From the entries below, gather every line containing the string "حازم".

## Start DATA LINES

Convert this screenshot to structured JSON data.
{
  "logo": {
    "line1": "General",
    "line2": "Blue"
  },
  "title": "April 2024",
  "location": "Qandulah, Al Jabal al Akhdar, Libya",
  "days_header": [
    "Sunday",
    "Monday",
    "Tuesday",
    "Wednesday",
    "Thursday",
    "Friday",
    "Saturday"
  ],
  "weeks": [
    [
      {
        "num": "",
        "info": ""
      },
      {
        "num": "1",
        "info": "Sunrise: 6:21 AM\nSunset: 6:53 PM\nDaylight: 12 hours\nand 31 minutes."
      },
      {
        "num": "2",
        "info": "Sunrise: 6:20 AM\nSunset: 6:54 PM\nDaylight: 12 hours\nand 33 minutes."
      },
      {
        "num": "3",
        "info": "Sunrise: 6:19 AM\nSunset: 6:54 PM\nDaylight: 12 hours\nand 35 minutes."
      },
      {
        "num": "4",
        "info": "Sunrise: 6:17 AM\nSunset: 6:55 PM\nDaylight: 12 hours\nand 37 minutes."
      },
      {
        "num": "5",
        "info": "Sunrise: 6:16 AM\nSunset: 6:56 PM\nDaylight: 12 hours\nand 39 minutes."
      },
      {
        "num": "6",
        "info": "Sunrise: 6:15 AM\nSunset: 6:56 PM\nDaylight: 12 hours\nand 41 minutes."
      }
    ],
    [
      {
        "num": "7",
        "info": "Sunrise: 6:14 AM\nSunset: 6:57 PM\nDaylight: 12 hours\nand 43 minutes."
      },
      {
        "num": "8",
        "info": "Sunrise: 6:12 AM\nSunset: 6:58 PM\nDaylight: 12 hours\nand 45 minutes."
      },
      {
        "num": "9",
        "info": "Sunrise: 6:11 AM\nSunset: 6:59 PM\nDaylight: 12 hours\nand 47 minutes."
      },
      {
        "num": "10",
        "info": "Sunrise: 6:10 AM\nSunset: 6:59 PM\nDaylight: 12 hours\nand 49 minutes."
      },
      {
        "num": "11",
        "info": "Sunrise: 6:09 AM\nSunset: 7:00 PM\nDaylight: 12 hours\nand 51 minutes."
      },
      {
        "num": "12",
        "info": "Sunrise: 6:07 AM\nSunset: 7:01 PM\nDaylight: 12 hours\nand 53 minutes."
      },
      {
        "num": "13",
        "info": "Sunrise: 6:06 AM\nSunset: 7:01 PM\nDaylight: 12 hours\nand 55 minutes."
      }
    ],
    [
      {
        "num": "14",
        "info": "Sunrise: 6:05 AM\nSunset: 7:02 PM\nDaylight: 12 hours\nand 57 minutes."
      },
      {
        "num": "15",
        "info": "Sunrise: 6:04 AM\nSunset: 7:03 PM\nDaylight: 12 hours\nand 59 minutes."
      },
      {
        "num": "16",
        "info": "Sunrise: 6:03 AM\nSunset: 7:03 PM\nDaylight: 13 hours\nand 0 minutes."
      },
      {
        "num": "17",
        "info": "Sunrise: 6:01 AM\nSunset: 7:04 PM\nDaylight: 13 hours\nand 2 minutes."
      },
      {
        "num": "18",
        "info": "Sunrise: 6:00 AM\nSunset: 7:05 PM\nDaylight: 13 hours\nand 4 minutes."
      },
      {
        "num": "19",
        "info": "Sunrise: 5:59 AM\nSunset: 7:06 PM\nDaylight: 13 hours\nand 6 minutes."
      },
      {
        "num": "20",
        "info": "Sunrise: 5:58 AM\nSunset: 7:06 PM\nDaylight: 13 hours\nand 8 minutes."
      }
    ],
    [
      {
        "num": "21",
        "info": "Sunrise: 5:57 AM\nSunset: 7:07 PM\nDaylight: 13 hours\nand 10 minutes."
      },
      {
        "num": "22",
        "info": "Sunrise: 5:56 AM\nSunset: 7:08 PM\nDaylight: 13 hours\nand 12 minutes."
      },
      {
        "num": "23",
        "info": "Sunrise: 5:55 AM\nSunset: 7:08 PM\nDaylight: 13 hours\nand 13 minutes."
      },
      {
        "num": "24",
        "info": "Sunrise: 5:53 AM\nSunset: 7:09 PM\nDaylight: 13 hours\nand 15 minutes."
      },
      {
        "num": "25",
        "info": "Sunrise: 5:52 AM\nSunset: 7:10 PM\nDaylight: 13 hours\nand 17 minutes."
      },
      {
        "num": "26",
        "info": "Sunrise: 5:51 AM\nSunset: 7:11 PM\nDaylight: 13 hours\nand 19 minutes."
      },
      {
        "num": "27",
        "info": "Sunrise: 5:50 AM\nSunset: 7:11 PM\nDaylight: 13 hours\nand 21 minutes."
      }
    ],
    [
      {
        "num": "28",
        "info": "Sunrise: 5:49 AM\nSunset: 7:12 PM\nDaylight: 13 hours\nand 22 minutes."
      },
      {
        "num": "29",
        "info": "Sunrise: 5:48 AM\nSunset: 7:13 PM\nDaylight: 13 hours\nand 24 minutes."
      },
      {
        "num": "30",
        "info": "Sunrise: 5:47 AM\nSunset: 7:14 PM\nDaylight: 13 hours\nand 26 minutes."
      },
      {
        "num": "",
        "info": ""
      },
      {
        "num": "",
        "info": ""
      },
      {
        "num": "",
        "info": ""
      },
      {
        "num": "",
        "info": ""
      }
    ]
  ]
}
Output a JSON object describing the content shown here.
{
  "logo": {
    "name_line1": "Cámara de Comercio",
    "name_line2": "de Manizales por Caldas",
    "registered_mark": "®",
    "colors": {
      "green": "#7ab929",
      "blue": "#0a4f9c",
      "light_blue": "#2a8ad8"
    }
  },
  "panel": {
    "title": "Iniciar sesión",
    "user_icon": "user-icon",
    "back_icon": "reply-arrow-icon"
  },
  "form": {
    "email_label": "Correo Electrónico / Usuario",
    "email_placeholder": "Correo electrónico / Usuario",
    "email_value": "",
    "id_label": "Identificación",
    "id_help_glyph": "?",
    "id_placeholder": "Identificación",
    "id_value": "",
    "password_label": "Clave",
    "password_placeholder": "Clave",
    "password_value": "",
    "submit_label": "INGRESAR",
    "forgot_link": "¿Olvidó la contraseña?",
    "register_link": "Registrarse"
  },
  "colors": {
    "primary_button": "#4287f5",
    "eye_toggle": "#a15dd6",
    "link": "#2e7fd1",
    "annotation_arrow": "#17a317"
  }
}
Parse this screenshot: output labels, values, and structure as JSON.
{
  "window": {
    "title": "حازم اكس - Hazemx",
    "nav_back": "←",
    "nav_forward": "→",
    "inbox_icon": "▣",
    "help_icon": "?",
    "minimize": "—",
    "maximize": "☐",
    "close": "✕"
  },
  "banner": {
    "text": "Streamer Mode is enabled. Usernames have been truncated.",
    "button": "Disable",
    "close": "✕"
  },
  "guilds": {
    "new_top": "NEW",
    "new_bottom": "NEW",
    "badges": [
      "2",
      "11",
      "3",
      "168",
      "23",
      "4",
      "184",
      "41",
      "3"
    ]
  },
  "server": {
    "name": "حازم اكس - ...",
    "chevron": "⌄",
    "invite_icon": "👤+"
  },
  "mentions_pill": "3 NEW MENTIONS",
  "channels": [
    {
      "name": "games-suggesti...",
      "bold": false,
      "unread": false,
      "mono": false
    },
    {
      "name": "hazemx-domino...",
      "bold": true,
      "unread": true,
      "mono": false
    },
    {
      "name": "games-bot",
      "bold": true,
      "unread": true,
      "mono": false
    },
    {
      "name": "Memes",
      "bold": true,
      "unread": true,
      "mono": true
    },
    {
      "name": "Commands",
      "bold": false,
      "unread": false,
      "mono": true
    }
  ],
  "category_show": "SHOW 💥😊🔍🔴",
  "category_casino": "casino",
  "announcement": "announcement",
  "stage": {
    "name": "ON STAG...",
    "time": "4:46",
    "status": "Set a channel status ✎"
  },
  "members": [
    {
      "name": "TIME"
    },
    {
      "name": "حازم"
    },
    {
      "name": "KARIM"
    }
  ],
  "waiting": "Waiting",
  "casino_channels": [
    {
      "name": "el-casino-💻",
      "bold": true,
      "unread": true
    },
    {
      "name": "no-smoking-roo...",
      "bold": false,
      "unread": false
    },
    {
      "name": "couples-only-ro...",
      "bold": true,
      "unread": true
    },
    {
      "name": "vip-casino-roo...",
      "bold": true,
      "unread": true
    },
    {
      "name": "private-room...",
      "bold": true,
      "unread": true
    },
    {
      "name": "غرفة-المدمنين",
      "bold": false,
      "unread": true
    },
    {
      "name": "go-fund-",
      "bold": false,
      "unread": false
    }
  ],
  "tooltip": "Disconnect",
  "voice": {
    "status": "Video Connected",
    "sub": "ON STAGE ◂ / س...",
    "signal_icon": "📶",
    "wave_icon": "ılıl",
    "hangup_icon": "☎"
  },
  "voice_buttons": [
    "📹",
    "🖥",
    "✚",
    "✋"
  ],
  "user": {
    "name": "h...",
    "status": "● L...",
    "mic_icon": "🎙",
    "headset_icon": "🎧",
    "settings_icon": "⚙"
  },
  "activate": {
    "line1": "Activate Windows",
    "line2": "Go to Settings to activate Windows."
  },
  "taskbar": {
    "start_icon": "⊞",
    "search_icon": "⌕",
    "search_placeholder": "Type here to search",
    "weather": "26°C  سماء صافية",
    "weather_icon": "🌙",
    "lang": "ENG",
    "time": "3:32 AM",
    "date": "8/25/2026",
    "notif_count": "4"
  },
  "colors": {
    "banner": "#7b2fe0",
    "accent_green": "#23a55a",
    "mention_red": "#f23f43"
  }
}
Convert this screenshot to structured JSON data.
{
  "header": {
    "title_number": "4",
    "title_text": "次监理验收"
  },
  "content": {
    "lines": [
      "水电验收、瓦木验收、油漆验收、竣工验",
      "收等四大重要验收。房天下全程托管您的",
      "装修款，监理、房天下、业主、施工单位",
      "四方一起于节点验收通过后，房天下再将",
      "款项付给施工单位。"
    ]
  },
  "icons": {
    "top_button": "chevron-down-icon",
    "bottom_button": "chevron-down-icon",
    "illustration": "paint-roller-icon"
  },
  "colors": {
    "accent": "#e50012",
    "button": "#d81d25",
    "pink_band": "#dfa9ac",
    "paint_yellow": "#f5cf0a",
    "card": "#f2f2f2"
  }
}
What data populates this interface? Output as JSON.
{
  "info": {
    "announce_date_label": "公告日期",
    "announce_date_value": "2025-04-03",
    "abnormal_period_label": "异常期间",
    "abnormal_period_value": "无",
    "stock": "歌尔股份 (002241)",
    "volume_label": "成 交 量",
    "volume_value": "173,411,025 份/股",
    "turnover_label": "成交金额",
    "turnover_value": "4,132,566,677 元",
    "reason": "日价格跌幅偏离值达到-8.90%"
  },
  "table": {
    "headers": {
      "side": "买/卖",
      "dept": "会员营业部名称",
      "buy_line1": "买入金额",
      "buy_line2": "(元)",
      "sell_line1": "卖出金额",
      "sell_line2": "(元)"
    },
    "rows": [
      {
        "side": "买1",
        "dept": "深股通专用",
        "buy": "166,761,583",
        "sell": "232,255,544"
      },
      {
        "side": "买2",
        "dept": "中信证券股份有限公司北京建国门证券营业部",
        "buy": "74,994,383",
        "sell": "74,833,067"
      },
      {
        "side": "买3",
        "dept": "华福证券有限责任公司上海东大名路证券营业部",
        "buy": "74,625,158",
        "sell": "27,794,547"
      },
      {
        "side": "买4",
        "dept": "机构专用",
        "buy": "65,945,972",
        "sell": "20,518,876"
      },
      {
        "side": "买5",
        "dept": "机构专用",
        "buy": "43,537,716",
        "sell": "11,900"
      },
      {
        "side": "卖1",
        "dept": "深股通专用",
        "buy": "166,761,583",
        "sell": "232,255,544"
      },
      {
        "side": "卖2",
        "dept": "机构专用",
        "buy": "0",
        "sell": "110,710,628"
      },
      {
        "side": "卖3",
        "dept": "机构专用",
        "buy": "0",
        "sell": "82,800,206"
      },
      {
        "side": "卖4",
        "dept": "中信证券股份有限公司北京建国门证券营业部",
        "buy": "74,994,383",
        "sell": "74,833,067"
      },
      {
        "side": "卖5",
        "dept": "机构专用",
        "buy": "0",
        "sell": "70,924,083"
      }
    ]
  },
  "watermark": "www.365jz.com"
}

## End DATA LINES

RESPONSE TO THIS EXERCISE:
    "title": "حازم اكس - Hazemx",
    "name": "حازم اكس - ...",
      "name": "حازم"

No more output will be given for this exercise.